** YOUR INSTRUCTIONS **
Search the material below for the string "cohort" and extract each line that has it.

━━━━━ DATA PROVIDED

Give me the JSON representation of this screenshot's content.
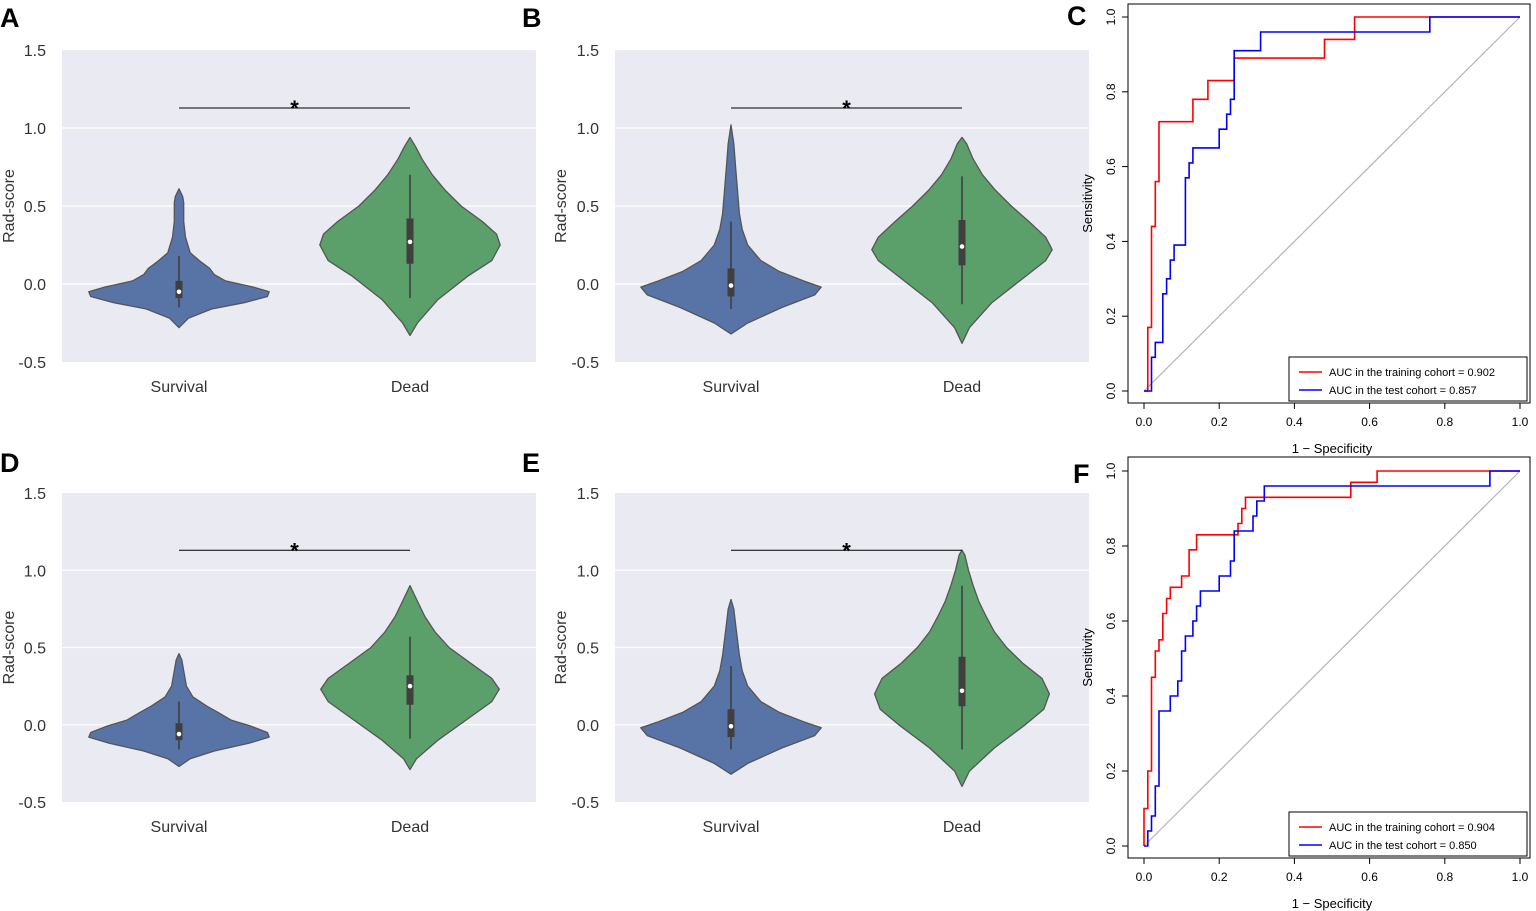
{
  "figure": {
    "violin_panels": [
      {
        "letter": "A",
        "ylabel": "Rad-score",
        "yticks": [
          "-0.5",
          "0.0",
          "0.5",
          "1.0",
          "1.5"
        ],
        "categories": [
          "Survival",
          "Dead"
        ],
        "significance": "*"
      },
      {
        "letter": "B",
        "ylabel": "Rad-score",
        "yticks": [
          "-0.5",
          "0.0",
          "0.5",
          "1.0",
          "1.5"
        ],
        "categories": [
          "Survival",
          "Dead"
        ],
        "significance": "*"
      },
      {
        "letter": "D",
        "ylabel": "Rad-score",
        "yticks": [
          "-0.5",
          "0.0",
          "0.5",
          "1.0",
          "1.5"
        ],
        "categories": [
          "Survival",
          "Dead"
        ],
        "significance": "*"
      },
      {
        "letter": "E",
        "ylabel": "Rad-score",
        "yticks": [
          "-0.5",
          "0.0",
          "0.5",
          "1.0",
          "1.5"
        ],
        "categories": [
          "Survival",
          "Dead"
        ],
        "significance": "*"
      }
    ],
    "roc_panels": [
      {
        "letter": "C",
        "xlabel": "1 − Specificity",
        "ylabel": "Sensitivity",
        "xticks": [
          "0.0",
          "0.2",
          "0.4",
          "0.6",
          "0.8",
          "1.0"
        ],
        "yticks": [
          "0.0",
          "0.2",
          "0.4",
          "0.6",
          "0.8",
          "1.0"
        ],
        "legend": [
          "AUC in the training cohort = 0.902",
          "AUC in the test cohort = 0.857"
        ]
      },
      {
        "letter": "F",
        "xlabel": "1 − Specificity",
        "ylabel": "Sensitivity",
        "xticks": [
          "0.0",
          "0.2",
          "0.4",
          "0.6",
          "0.8",
          "1.0"
        ],
        "yticks": [
          "0.0",
          "0.2",
          "0.4",
          "0.6",
          "0.8",
          "1.0"
        ],
        "legend": [
          "AUC in the training cohort = 0.904",
          "AUC in the test cohort = 0.850"
        ]
      }
    ]
  },
  "colors": {
    "survival": "#5874a7",
    "dead": "#5b9f6a",
    "violin_outline": "#555555",
    "panel_bg": "#eaeaf2",
    "training": "#ff0000",
    "test": "#0000ff",
    "diagonal": "#b4b4b4"
  },
  "chart_data": [
    {
      "panel": "A",
      "type": "violin",
      "ylabel": "Rad-score",
      "ylim": [
        -0.5,
        1.5
      ],
      "categories": [
        "Survival",
        "Dead"
      ],
      "violins": [
        {
          "name": "Survival",
          "profile": [
            [
              -0.28,
              0.0
            ],
            [
              -0.22,
              0.1
            ],
            [
              -0.16,
              0.35
            ],
            [
              -0.12,
              0.7
            ],
            [
              -0.08,
              0.95
            ],
            [
              -0.05,
              0.97
            ],
            [
              -0.02,
              0.8
            ],
            [
              0.02,
              0.5
            ],
            [
              0.06,
              0.38
            ],
            [
              0.1,
              0.33
            ],
            [
              0.14,
              0.24
            ],
            [
              0.2,
              0.12
            ],
            [
              0.3,
              0.07
            ],
            [
              0.4,
              0.05
            ],
            [
              0.48,
              0.05
            ],
            [
              0.52,
              0.05
            ],
            [
              0.56,
              0.04
            ],
            [
              0.61,
              0.0
            ]
          ],
          "box": {
            "q1": -0.09,
            "q3": 0.02,
            "median": -0.05,
            "whisker_low": -0.15,
            "whisker_high": 0.18
          }
        },
        {
          "name": "Dead",
          "profile": [
            [
              -0.33,
              0.0
            ],
            [
              -0.25,
              0.08
            ],
            [
              -0.1,
              0.3
            ],
            [
              0.05,
              0.62
            ],
            [
              0.15,
              0.88
            ],
            [
              0.25,
              0.97
            ],
            [
              0.32,
              0.93
            ],
            [
              0.4,
              0.78
            ],
            [
              0.5,
              0.55
            ],
            [
              0.6,
              0.38
            ],
            [
              0.7,
              0.24
            ],
            [
              0.8,
              0.13
            ],
            [
              0.88,
              0.06
            ],
            [
              0.94,
              0.0
            ]
          ],
          "box": {
            "q1": 0.13,
            "q3": 0.42,
            "median": 0.27,
            "whisker_low": -0.09,
            "whisker_high": 0.7
          }
        }
      ],
      "significance": "*"
    },
    {
      "panel": "B",
      "type": "violin",
      "ylabel": "Rad-score",
      "ylim": [
        -0.5,
        1.5
      ],
      "categories": [
        "Survival",
        "Dead"
      ],
      "violins": [
        {
          "name": "Survival",
          "profile": [
            [
              -0.32,
              0.0
            ],
            [
              -0.25,
              0.18
            ],
            [
              -0.15,
              0.55
            ],
            [
              -0.07,
              0.9
            ],
            [
              -0.02,
              0.97
            ],
            [
              0.02,
              0.78
            ],
            [
              0.08,
              0.52
            ],
            [
              0.15,
              0.32
            ],
            [
              0.25,
              0.18
            ],
            [
              0.35,
              0.12
            ],
            [
              0.45,
              0.09
            ],
            [
              0.6,
              0.07
            ],
            [
              0.75,
              0.05
            ],
            [
              0.9,
              0.03
            ],
            [
              1.02,
              0.0
            ]
          ],
          "box": {
            "q1": -0.08,
            "q3": 0.1,
            "median": -0.01,
            "whisker_low": -0.16,
            "whisker_high": 0.4
          }
        },
        {
          "name": "Dead",
          "profile": [
            [
              -0.38,
              0.0
            ],
            [
              -0.28,
              0.08
            ],
            [
              -0.12,
              0.32
            ],
            [
              0.02,
              0.62
            ],
            [
              0.15,
              0.9
            ],
            [
              0.22,
              0.97
            ],
            [
              0.3,
              0.9
            ],
            [
              0.4,
              0.72
            ],
            [
              0.5,
              0.53
            ],
            [
              0.6,
              0.36
            ],
            [
              0.7,
              0.22
            ],
            [
              0.8,
              0.12
            ],
            [
              0.9,
              0.05
            ],
            [
              0.94,
              0.0
            ]
          ],
          "box": {
            "q1": 0.12,
            "q3": 0.41,
            "median": 0.24,
            "whisker_low": -0.13,
            "whisker_high": 0.69
          }
        }
      ],
      "significance": "*"
    },
    {
      "panel": "C",
      "type": "line",
      "title": "",
      "xlabel": "1 − Specificity",
      "ylabel": "Sensitivity",
      "xlim": [
        0,
        1
      ],
      "ylim": [
        0,
        1
      ],
      "series": [
        {
          "name": "AUC in the training cohort = 0.902",
          "x": [
            0,
            0.01,
            0.01,
            0.02,
            0.02,
            0.03,
            0.03,
            0.04,
            0.04,
            0.09,
            0.09,
            0.13,
            0.13,
            0.17,
            0.17,
            0.21,
            0.21,
            0.24,
            0.24,
            0.48,
            0.48,
            0.56,
            0.56,
            1.0
          ],
          "y": [
            0,
            0,
            0.17,
            0.17,
            0.44,
            0.44,
            0.56,
            0.56,
            0.72,
            0.72,
            0.72,
            0.72,
            0.78,
            0.78,
            0.83,
            0.83,
            0.83,
            0.83,
            0.89,
            0.89,
            0.94,
            0.94,
            1.0,
            1.0
          ]
        },
        {
          "name": "AUC in the test cohort = 0.857",
          "x": [
            0,
            0.02,
            0.02,
            0.03,
            0.03,
            0.05,
            0.05,
            0.06,
            0.06,
            0.07,
            0.07,
            0.08,
            0.08,
            0.11,
            0.11,
            0.12,
            0.12,
            0.13,
            0.13,
            0.15,
            0.15,
            0.2,
            0.2,
            0.22,
            0.22,
            0.23,
            0.23,
            0.24,
            0.24,
            0.31,
            0.31,
            0.76,
            0.76,
            1.0
          ],
          "y": [
            0,
            0,
            0.09,
            0.09,
            0.13,
            0.13,
            0.26,
            0.26,
            0.3,
            0.3,
            0.35,
            0.35,
            0.39,
            0.39,
            0.57,
            0.57,
            0.61,
            0.61,
            0.65,
            0.65,
            0.65,
            0.65,
            0.7,
            0.7,
            0.74,
            0.74,
            0.78,
            0.78,
            0.91,
            0.91,
            0.96,
            0.96,
            1.0,
            1.0
          ]
        }
      ],
      "diagonal": true
    },
    {
      "panel": "D",
      "type": "violin",
      "ylabel": "Rad-score",
      "ylim": [
        -0.5,
        1.5
      ],
      "categories": [
        "Survival",
        "Dead"
      ],
      "violins": [
        {
          "name": "Survival",
          "profile": [
            [
              -0.27,
              0.0
            ],
            [
              -0.22,
              0.12
            ],
            [
              -0.17,
              0.38
            ],
            [
              -0.12,
              0.75
            ],
            [
              -0.08,
              0.97
            ],
            [
              -0.05,
              0.95
            ],
            [
              -0.01,
              0.78
            ],
            [
              0.03,
              0.56
            ],
            [
              0.08,
              0.42
            ],
            [
              0.12,
              0.3
            ],
            [
              0.18,
              0.15
            ],
            [
              0.25,
              0.08
            ],
            [
              0.35,
              0.05
            ],
            [
              0.42,
              0.03
            ],
            [
              0.46,
              0.0
            ]
          ],
          "box": {
            "q1": -0.1,
            "q3": 0.01,
            "median": -0.06,
            "whisker_low": -0.16,
            "whisker_high": 0.15
          }
        },
        {
          "name": "Dead",
          "profile": [
            [
              -0.29,
              0.0
            ],
            [
              -0.22,
              0.07
            ],
            [
              -0.1,
              0.3
            ],
            [
              0.05,
              0.65
            ],
            [
              0.15,
              0.88
            ],
            [
              0.23,
              0.96
            ],
            [
              0.3,
              0.88
            ],
            [
              0.4,
              0.65
            ],
            [
              0.5,
              0.42
            ],
            [
              0.6,
              0.27
            ],
            [
              0.7,
              0.16
            ],
            [
              0.8,
              0.08
            ],
            [
              0.9,
              0.0
            ]
          ],
          "box": {
            "q1": 0.13,
            "q3": 0.32,
            "median": 0.25,
            "whisker_low": -0.09,
            "whisker_high": 0.57
          }
        }
      ],
      "significance": "*"
    },
    {
      "panel": "E",
      "type": "violin",
      "ylabel": "Rad-score",
      "ylim": [
        -0.5,
        1.5
      ],
      "categories": [
        "Survival",
        "Dead"
      ],
      "violins": [
        {
          "name": "Survival",
          "profile": [
            [
              -0.32,
              0.0
            ],
            [
              -0.25,
              0.18
            ],
            [
              -0.15,
              0.55
            ],
            [
              -0.07,
              0.9
            ],
            [
              -0.02,
              0.97
            ],
            [
              0.02,
              0.78
            ],
            [
              0.08,
              0.52
            ],
            [
              0.15,
              0.32
            ],
            [
              0.25,
              0.18
            ],
            [
              0.35,
              0.12
            ],
            [
              0.45,
              0.09
            ],
            [
              0.55,
              0.07
            ],
            [
              0.65,
              0.05
            ],
            [
              0.75,
              0.03
            ],
            [
              0.81,
              0.0
            ]
          ],
          "box": {
            "q1": -0.08,
            "q3": 0.1,
            "median": -0.01,
            "whisker_low": -0.16,
            "whisker_high": 0.38
          }
        },
        {
          "name": "Dead",
          "profile": [
            [
              -0.4,
              0.0
            ],
            [
              -0.3,
              0.08
            ],
            [
              -0.15,
              0.35
            ],
            [
              0.0,
              0.68
            ],
            [
              0.1,
              0.88
            ],
            [
              0.2,
              0.94
            ],
            [
              0.3,
              0.86
            ],
            [
              0.4,
              0.65
            ],
            [
              0.5,
              0.48
            ],
            [
              0.6,
              0.35
            ],
            [
              0.7,
              0.26
            ],
            [
              0.8,
              0.18
            ],
            [
              0.9,
              0.12
            ],
            [
              1.0,
              0.07
            ],
            [
              1.1,
              0.03
            ],
            [
              1.13,
              0.0
            ]
          ],
          "box": {
            "q1": 0.12,
            "q3": 0.44,
            "median": 0.22,
            "whisker_low": -0.16,
            "whisker_high": 0.9
          }
        }
      ],
      "significance": "*"
    },
    {
      "panel": "F",
      "type": "line",
      "title": "",
      "xlabel": "1 − Specificity",
      "ylabel": "Sensitivity",
      "xlim": [
        0,
        1
      ],
      "ylim": [
        0,
        1
      ],
      "series": [
        {
          "name": "AUC in the training cohort = 0.904",
          "x": [
            0,
            0,
            0.01,
            0.01,
            0.02,
            0.02,
            0.03,
            0.03,
            0.04,
            0.04,
            0.05,
            0.05,
            0.06,
            0.06,
            0.07,
            0.07,
            0.09,
            0.09,
            0.1,
            0.1,
            0.12,
            0.12,
            0.14,
            0.14,
            0.25,
            0.25,
            0.26,
            0.26,
            0.27,
            0.27,
            0.28,
            0.28,
            0.55,
            0.55,
            0.62,
            0.62,
            1.0
          ],
          "y": [
            0,
            0.1,
            0.1,
            0.2,
            0.2,
            0.45,
            0.45,
            0.52,
            0.52,
            0.55,
            0.55,
            0.62,
            0.62,
            0.66,
            0.66,
            0.69,
            0.69,
            0.69,
            0.69,
            0.72,
            0.72,
            0.79,
            0.79,
            0.83,
            0.83,
            0.86,
            0.86,
            0.9,
            0.9,
            0.93,
            0.93,
            0.93,
            0.93,
            0.97,
            0.97,
            1.0,
            1.0
          ]
        },
        {
          "name": "AUC in the test cohort = 0.850",
          "x": [
            0,
            0.01,
            0.01,
            0.02,
            0.02,
            0.03,
            0.03,
            0.04,
            0.04,
            0.07,
            0.07,
            0.09,
            0.09,
            0.1,
            0.1,
            0.11,
            0.11,
            0.13,
            0.13,
            0.14,
            0.14,
            0.15,
            0.15,
            0.2,
            0.2,
            0.23,
            0.23,
            0.24,
            0.24,
            0.29,
            0.29,
            0.3,
            0.3,
            0.31,
            0.31,
            0.32,
            0.32,
            0.92,
            0.92,
            1.0
          ],
          "y": [
            0,
            0,
            0.04,
            0.04,
            0.08,
            0.08,
            0.16,
            0.16,
            0.36,
            0.36,
            0.4,
            0.4,
            0.44,
            0.44,
            0.52,
            0.52,
            0.56,
            0.56,
            0.6,
            0.6,
            0.64,
            0.64,
            0.68,
            0.68,
            0.72,
            0.72,
            0.76,
            0.76,
            0.84,
            0.84,
            0.88,
            0.88,
            0.92,
            0.92,
            0.92,
            0.92,
            0.96,
            0.96,
            1.0,
            1.0
          ]
        }
      ],
      "diagonal": true
    }
  ]
}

━━━━━━━━━━

** EXERCISE OUTPUT **
          "AUC in the training cohort = 0.902",
          "AUC in the test cohort = 0.857"
          "AUC in the training cohort = 0.904",
          "AUC in the test cohort = 0.850"
          "name": "AUC in the training cohort = 0.902",
          "name": "AUC in the test cohort = 0.857",
          "name": "AUC in the training cohort = 0.904",
          "name": "AUC in the test cohort = 0.850",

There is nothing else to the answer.